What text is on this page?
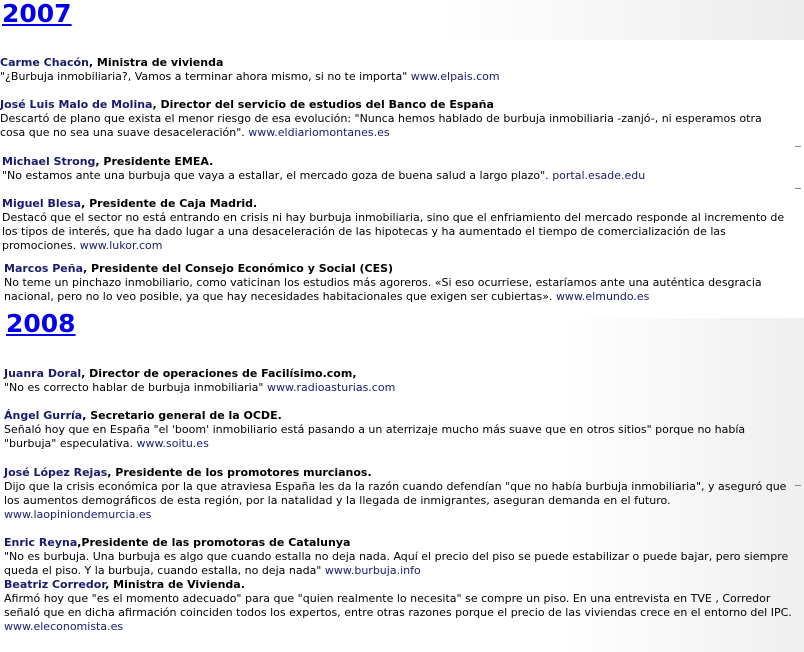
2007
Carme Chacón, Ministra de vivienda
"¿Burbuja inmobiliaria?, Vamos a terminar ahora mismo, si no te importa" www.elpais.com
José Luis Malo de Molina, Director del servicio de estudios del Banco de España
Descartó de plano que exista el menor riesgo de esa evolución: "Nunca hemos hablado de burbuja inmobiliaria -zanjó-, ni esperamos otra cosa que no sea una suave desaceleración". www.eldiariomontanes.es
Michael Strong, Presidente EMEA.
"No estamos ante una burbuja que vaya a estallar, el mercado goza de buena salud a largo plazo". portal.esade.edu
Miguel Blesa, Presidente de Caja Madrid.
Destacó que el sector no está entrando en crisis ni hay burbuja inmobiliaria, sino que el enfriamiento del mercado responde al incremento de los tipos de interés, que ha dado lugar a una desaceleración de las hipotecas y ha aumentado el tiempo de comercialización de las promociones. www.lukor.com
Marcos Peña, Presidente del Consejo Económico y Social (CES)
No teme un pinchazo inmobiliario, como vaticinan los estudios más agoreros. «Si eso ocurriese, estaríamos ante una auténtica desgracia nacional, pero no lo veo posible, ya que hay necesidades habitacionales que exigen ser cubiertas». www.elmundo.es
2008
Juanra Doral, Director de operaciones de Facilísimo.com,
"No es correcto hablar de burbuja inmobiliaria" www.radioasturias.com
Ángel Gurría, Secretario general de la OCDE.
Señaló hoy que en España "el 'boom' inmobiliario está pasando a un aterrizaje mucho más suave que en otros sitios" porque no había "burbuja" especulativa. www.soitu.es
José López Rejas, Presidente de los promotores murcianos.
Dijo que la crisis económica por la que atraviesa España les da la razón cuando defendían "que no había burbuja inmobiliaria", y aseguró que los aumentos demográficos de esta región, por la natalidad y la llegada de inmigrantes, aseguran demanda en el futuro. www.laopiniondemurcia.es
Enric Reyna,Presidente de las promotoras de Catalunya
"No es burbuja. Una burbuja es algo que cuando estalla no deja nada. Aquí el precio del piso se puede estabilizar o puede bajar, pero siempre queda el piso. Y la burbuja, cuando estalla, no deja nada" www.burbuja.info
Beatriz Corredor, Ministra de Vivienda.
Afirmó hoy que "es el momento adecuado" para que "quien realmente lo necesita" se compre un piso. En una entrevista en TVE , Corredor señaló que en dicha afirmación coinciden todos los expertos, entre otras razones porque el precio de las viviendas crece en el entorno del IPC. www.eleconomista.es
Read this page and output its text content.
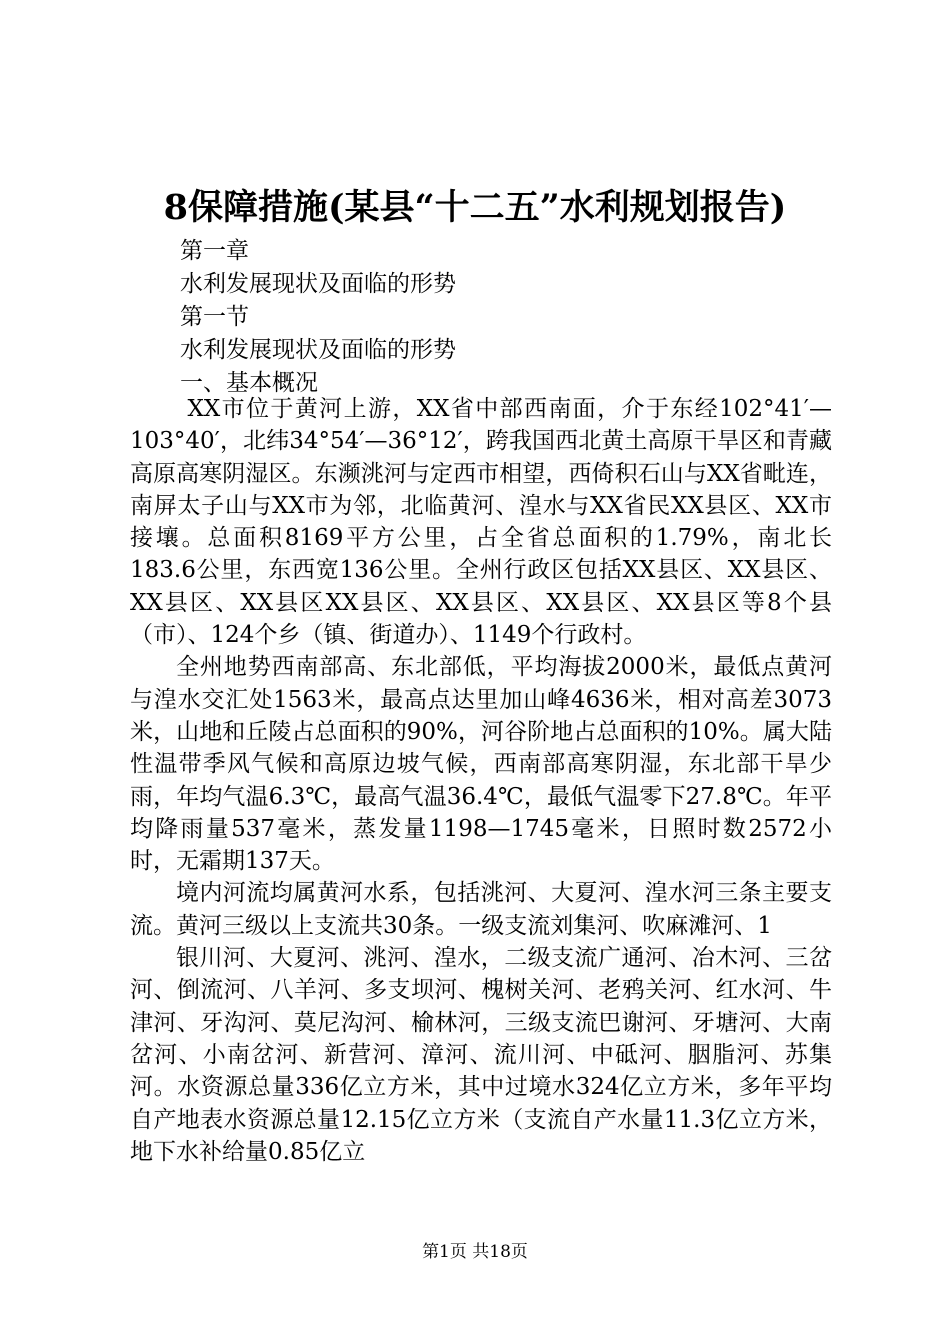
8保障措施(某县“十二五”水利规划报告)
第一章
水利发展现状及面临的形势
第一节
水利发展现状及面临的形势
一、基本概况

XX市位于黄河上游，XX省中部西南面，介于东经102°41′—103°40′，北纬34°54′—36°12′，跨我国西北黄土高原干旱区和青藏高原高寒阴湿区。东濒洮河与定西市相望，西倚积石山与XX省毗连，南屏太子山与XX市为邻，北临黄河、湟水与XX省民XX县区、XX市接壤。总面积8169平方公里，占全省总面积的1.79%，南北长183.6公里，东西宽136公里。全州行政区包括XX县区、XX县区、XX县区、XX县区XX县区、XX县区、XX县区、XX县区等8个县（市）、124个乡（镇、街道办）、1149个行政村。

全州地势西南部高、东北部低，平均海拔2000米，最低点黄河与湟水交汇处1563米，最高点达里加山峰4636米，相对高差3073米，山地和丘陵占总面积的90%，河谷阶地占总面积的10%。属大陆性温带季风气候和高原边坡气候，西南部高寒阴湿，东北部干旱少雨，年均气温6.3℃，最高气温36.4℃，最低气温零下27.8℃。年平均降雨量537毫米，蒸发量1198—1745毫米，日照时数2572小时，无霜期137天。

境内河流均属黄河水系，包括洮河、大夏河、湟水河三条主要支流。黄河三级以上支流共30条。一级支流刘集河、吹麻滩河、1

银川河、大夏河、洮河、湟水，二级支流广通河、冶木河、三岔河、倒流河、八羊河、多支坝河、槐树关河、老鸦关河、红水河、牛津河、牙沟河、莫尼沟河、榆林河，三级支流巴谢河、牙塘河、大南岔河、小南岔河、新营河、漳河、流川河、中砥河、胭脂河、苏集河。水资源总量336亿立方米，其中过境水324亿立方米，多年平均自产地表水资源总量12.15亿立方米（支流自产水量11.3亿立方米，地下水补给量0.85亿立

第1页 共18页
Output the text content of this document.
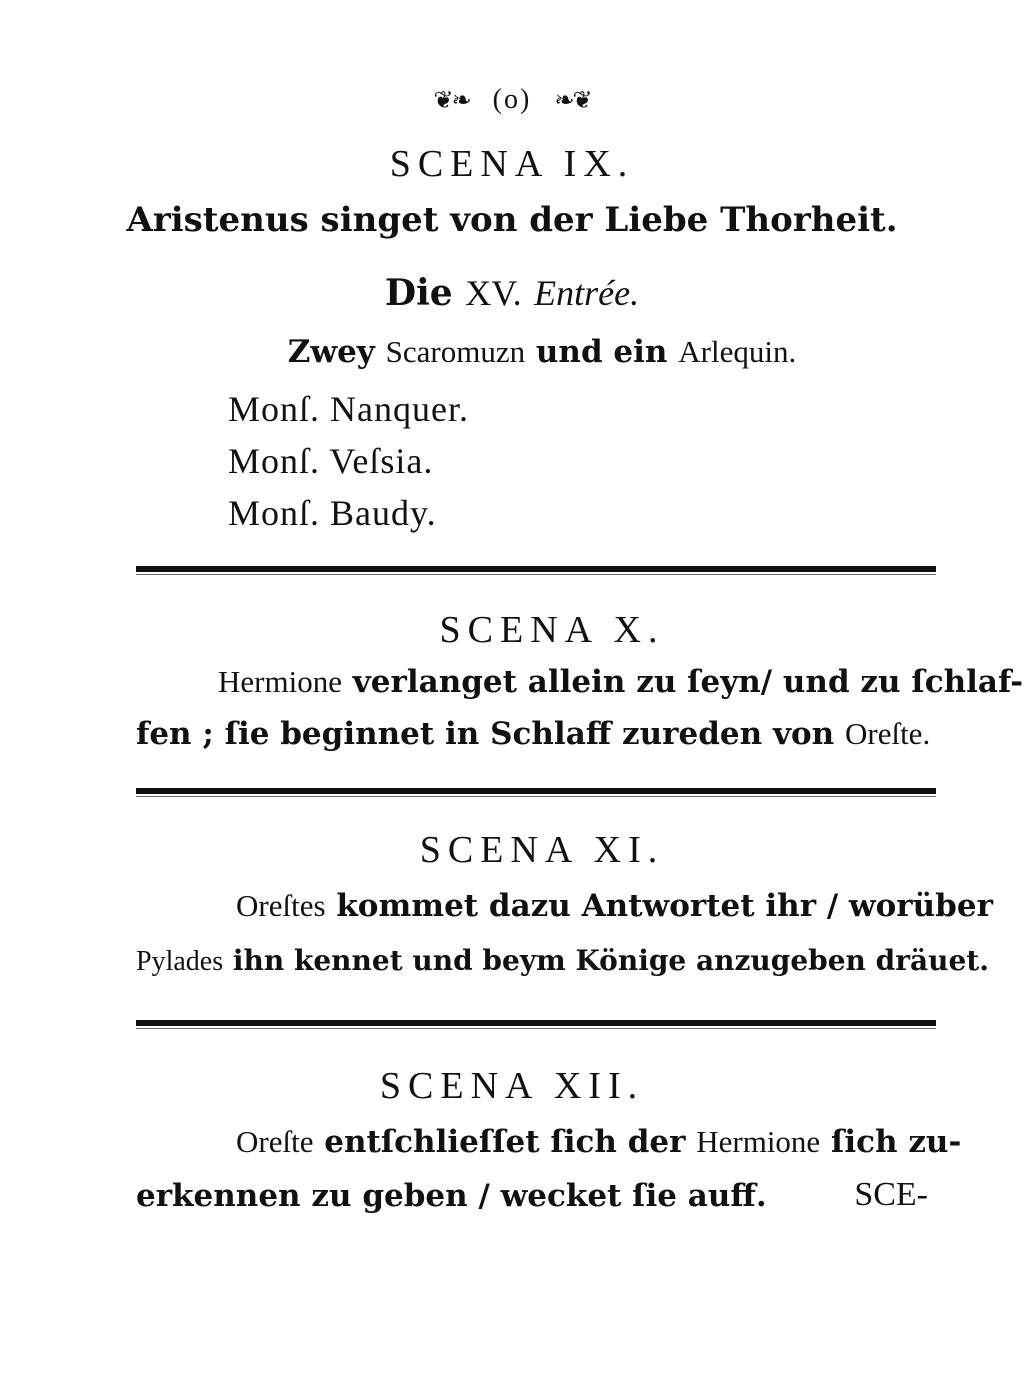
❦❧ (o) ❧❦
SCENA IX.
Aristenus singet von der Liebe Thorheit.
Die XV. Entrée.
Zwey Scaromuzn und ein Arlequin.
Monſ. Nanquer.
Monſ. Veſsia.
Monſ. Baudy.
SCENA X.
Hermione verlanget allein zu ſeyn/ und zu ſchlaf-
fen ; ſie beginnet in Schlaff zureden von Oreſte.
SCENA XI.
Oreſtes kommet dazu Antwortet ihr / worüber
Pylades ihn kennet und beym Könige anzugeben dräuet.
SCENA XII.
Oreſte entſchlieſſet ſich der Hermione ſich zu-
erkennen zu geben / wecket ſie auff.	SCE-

Given instruction — With the pictures left out, please output each line from the one containing "Output the text content of this document." through the end of the entries, exactly as it is.

Exercise result —
Output the text content of this document.
❦❧ (o) ❧❦
SCENA IX.
Aristenus singet von der Liebe Thorheit.
Die XV. Entrée.
Zwey Scaromuzn und ein Arlequin.
Monſ. Nanquer.
Monſ. Veſsia.
Monſ. Baudy.
SCENA X.
Hermione verlanget allein zu ſeyn/ und zu ſchlaf-
fen ; ſie beginnet in Schlaff zureden von Oreſte.
SCENA XI.
Oreſtes kommet dazu Antwortet ihr / worüber
Pylades ihn kennet und beym Könige anzugeben dräuet.
SCENA XII.
Oreſte entſchlieſſet ſich der Hermione ſich zu-
erkennen zu geben / wecket ſie auff.	SCE-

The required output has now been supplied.